— start of ENTRIES PROVIDED —
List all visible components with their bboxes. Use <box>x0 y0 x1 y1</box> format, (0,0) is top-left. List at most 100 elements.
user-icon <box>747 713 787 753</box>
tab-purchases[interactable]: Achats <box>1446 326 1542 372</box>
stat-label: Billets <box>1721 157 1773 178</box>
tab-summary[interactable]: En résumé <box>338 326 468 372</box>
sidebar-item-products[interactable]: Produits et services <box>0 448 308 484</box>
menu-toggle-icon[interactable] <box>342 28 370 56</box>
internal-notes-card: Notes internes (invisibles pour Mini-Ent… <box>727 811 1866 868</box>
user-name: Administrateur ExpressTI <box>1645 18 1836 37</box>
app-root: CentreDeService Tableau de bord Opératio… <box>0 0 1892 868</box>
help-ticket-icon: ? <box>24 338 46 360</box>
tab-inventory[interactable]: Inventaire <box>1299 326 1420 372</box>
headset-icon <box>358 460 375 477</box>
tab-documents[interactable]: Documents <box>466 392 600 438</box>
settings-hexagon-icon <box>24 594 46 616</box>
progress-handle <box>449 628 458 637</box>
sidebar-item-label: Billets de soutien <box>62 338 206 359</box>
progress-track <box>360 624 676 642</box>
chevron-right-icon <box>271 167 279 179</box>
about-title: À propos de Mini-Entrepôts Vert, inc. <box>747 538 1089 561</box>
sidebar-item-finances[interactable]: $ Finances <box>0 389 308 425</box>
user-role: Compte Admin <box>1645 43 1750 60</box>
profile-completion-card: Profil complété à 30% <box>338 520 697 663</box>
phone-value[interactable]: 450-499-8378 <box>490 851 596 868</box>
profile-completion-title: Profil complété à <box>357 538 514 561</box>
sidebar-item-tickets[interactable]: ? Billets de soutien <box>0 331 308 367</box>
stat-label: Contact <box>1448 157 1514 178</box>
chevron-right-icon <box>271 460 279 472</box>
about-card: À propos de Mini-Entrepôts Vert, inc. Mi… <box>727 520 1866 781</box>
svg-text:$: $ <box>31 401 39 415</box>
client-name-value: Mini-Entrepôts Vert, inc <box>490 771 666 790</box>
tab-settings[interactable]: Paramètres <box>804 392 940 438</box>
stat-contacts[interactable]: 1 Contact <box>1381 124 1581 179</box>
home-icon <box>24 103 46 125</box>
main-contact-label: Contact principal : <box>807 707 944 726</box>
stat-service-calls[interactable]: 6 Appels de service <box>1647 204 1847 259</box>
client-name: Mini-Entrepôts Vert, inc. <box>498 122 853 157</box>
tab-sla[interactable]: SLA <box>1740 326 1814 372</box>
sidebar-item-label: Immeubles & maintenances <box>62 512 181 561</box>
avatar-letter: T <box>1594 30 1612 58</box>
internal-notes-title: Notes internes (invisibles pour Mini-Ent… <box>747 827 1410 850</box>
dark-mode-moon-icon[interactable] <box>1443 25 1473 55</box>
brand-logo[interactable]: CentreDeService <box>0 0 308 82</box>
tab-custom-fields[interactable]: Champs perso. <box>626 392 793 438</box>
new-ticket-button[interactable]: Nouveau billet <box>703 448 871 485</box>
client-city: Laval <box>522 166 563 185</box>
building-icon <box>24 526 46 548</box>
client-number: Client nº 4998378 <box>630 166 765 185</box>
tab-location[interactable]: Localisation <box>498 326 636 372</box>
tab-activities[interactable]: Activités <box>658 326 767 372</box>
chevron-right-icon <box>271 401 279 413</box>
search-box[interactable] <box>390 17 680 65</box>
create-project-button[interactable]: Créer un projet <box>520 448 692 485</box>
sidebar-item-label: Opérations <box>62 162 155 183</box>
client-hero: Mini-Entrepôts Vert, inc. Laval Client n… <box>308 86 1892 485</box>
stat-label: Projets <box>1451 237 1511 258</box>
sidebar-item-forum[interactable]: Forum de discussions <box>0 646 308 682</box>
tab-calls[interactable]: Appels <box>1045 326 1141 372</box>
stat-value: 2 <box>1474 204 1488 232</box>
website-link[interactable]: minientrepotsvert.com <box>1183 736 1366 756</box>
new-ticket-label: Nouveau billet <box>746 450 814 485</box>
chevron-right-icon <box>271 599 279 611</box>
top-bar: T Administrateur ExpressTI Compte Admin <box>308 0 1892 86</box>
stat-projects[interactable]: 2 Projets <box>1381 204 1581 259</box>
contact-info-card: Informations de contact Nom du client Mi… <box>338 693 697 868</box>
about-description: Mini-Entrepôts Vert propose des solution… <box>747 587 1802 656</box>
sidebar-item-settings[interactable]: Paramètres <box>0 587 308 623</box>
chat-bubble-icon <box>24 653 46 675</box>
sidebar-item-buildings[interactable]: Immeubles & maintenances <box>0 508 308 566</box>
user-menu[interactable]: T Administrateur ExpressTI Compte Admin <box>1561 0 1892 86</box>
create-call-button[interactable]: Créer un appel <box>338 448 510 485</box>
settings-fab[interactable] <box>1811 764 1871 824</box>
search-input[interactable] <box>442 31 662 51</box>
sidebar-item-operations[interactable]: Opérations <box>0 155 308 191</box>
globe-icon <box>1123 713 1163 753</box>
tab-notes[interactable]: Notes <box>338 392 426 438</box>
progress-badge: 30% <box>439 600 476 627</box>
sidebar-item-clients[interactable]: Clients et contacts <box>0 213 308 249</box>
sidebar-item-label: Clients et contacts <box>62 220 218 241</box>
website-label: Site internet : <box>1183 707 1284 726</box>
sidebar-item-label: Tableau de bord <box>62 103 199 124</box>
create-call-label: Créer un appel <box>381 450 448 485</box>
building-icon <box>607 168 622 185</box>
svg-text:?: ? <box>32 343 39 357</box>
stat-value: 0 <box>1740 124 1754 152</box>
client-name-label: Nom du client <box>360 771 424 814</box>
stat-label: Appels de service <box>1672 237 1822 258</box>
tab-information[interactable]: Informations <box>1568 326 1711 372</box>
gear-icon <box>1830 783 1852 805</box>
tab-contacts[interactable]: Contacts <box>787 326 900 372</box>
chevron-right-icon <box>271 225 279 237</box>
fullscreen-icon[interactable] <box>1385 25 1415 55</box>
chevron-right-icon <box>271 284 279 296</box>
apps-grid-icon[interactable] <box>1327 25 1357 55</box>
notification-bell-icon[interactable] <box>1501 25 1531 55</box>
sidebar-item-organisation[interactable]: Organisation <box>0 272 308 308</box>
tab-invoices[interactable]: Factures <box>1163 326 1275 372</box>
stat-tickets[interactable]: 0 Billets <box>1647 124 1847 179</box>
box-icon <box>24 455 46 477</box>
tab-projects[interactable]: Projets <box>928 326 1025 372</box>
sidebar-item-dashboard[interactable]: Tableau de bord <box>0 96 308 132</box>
— end of ENTRIES PROVIDED —
SET TASK: Edit the rows above by replacing "chevron-right-icon" with "arrow-right-icon" wherever it appears, and leave everything else unchanged.

PROBLEM SOLUTION:
List all visible components with their bboxes. Use <box>x0 y0 x1 y1</box> format, (0,0) is top-left. List at most 100 elements.
user-icon <box>747 713 787 753</box>
tab-purchases[interactable]: Achats <box>1446 326 1542 372</box>
stat-label: Billets <box>1721 157 1773 178</box>
tab-summary[interactable]: En résumé <box>338 326 468 372</box>
sidebar-item-products[interactable]: Produits et services <box>0 448 308 484</box>
menu-toggle-icon[interactable] <box>342 28 370 56</box>
internal-notes-card: Notes internes (invisibles pour Mini-Ent… <box>727 811 1866 868</box>
user-name: Administrateur ExpressTI <box>1645 18 1836 37</box>
app-root: CentreDeService Tableau de bord Opératio… <box>0 0 1892 868</box>
help-ticket-icon: ? <box>24 338 46 360</box>
tab-inventory[interactable]: Inventaire <box>1299 326 1420 372</box>
headset-icon <box>358 460 375 477</box>
tab-documents[interactable]: Documents <box>466 392 600 438</box>
settings-hexagon-icon <box>24 594 46 616</box>
progress-handle <box>449 628 458 637</box>
sidebar-item-label: Billets de soutien <box>62 338 206 359</box>
progress-track <box>360 624 676 642</box>
arrow-right-icon <box>271 167 279 179</box>
about-title: À propos de Mini-Entrepôts Vert, inc. <box>747 538 1089 561</box>
sidebar-item-finances[interactable]: $ Finances <box>0 389 308 425</box>
user-role: Compte Admin <box>1645 43 1750 60</box>
profile-completion-card: Profil complété à 30% <box>338 520 697 663</box>
phone-value[interactable]: 450-499-8378 <box>490 851 596 868</box>
profile-completion-title: Profil complété à <box>357 538 514 561</box>
sidebar-item-tickets[interactable]: ? Billets de soutien <box>0 331 308 367</box>
stat-label: Contact <box>1448 157 1514 178</box>
arrow-right-icon <box>271 460 279 472</box>
about-card: À propos de Mini-Entrepôts Vert, inc. Mi… <box>727 520 1866 781</box>
svg-text:$: $ <box>31 401 39 415</box>
client-name-value: Mini-Entrepôts Vert, inc <box>490 771 666 790</box>
tab-settings[interactable]: Paramètres <box>804 392 940 438</box>
stat-contacts[interactable]: 1 Contact <box>1381 124 1581 179</box>
home-icon <box>24 103 46 125</box>
main-contact-label: Contact principal : <box>807 707 944 726</box>
stat-service-calls[interactable]: 6 Appels de service <box>1647 204 1847 259</box>
client-name: Mini-Entrepôts Vert, inc. <box>498 122 853 157</box>
tab-sla[interactable]: SLA <box>1740 326 1814 372</box>
sidebar-item-label: Immeubles & maintenances <box>62 512 181 561</box>
avatar-letter: T <box>1594 30 1612 58</box>
internal-notes-title: Notes internes (invisibles pour Mini-Ent… <box>747 827 1410 850</box>
dark-mode-moon-icon[interactable] <box>1443 25 1473 55</box>
brand-logo[interactable]: CentreDeService <box>0 0 308 82</box>
tab-custom-fields[interactable]: Champs perso. <box>626 392 793 438</box>
new-ticket-button[interactable]: Nouveau billet <box>703 448 871 485</box>
client-city: Laval <box>522 166 563 185</box>
building-icon <box>24 526 46 548</box>
client-number: Client nº 4998378 <box>630 166 765 185</box>
tab-location[interactable]: Localisation <box>498 326 636 372</box>
tab-activities[interactable]: Activités <box>658 326 767 372</box>
arrow-right-icon <box>271 401 279 413</box>
search-box[interactable] <box>390 17 680 65</box>
create-project-button[interactable]: Créer un projet <box>520 448 692 485</box>
sidebar-item-label: Opérations <box>62 162 155 183</box>
client-hero: Mini-Entrepôts Vert, inc. Laval Client n… <box>308 86 1892 485</box>
stat-label: Projets <box>1451 237 1511 258</box>
sidebar-item-forum[interactable]: Forum de discussions <box>0 646 308 682</box>
tab-calls[interactable]: Appels <box>1045 326 1141 372</box>
stat-value: 2 <box>1474 204 1488 232</box>
website-link[interactable]: minientrepotsvert.com <box>1183 736 1366 756</box>
new-ticket-label: Nouveau billet <box>746 450 814 485</box>
arrow-right-icon <box>271 599 279 611</box>
top-bar: T Administrateur ExpressTI Compte Admin <box>308 0 1892 86</box>
stat-projects[interactable]: 2 Projets <box>1381 204 1581 259</box>
contact-info-card: Informations de contact Nom du client Mi… <box>338 693 697 868</box>
about-description: Mini-Entrepôts Vert propose des solution… <box>747 587 1802 656</box>
sidebar-item-settings[interactable]: Paramètres <box>0 587 308 623</box>
chat-bubble-icon <box>24 653 46 675</box>
sidebar-item-buildings[interactable]: Immeubles & maintenances <box>0 508 308 566</box>
user-menu[interactable]: T Administrateur ExpressTI Compte Admin <box>1561 0 1892 86</box>
create-call-button[interactable]: Créer un appel <box>338 448 510 485</box>
settings-fab[interactable] <box>1811 764 1871 824</box>
search-input[interactable] <box>442 31 662 51</box>
sidebar-item-operations[interactable]: Opérations <box>0 155 308 191</box>
globe-icon <box>1123 713 1163 753</box>
tab-notes[interactable]: Notes <box>338 392 426 438</box>
progress-badge: 30% <box>439 600 476 627</box>
sidebar-item-clients[interactable]: Clients et contacts <box>0 213 308 249</box>
sidebar-item-label: Clients et contacts <box>62 220 218 241</box>
website-label: Site internet : <box>1183 707 1284 726</box>
sidebar-item-label: Tableau de bord <box>62 103 199 124</box>
create-call-label: Créer un appel <box>381 450 448 485</box>
building-icon <box>607 168 622 185</box>
svg-text:?: ? <box>32 343 39 357</box>
stat-value: 0 <box>1740 124 1754 152</box>
client-name-label: Nom du client <box>360 771 424 814</box>
stat-label: Appels de service <box>1672 237 1822 258</box>
tab-information[interactable]: Informations <box>1568 326 1711 372</box>
gear-icon <box>1830 783 1852 805</box>
tab-contacts[interactable]: Contacts <box>787 326 900 372</box>
arrow-right-icon <box>271 225 279 237</box>
fullscreen-icon[interactable] <box>1385 25 1415 55</box>
arrow-right-icon <box>271 284 279 296</box>
apps-grid-icon[interactable] <box>1327 25 1357 55</box>
notification-bell-icon[interactable] <box>1501 25 1531 55</box>
sidebar-item-organisation[interactable]: Organisation <box>0 272 308 308</box>
tab-invoices[interactable]: Factures <box>1163 326 1275 372</box>
stat-tickets[interactable]: 0 Billets <box>1647 124 1847 179</box>
box-icon <box>24 455 46 477</box>
tab-projects[interactable]: Projets <box>928 326 1025 372</box>
sidebar-item-dashboard[interactable]: Tableau de bord <box>0 96 308 132</box>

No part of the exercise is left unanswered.